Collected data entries

--- Begin ---

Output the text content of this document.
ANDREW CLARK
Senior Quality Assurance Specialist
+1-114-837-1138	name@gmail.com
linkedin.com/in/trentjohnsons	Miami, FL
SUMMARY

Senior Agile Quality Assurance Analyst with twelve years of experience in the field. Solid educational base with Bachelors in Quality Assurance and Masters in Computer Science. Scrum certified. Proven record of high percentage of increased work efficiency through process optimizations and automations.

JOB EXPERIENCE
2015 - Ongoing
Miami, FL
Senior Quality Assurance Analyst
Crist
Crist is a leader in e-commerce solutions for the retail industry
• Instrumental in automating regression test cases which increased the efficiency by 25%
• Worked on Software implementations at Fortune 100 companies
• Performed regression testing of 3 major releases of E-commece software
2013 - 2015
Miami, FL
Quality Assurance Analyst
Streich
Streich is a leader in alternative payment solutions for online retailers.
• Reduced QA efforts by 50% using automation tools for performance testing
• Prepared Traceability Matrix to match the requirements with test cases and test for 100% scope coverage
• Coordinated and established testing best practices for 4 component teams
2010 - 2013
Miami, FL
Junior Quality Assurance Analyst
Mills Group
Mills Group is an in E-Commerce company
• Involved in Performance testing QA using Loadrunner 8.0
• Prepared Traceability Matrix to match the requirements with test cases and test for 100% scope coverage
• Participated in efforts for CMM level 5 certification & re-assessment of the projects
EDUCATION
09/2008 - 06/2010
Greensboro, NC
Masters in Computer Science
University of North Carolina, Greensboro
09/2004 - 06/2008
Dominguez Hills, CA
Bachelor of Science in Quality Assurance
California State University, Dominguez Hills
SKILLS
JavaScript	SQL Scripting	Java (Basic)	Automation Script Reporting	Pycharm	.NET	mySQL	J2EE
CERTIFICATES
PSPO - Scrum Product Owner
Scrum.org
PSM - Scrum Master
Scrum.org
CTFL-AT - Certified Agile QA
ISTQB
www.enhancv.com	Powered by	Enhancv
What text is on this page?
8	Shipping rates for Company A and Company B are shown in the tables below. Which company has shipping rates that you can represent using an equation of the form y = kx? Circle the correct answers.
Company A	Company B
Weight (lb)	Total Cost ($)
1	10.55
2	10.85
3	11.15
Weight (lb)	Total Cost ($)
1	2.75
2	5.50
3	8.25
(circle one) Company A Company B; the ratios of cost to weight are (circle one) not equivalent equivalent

--- End ---

*Given instruction*:
Check the data for the word "efforts" and pull out the lines that have it.

*Task response*:
• Reduced QA efforts by 50% using automation tools for performance testing
• Participated in efforts for CMM level 5 certification & re-assessment of the projects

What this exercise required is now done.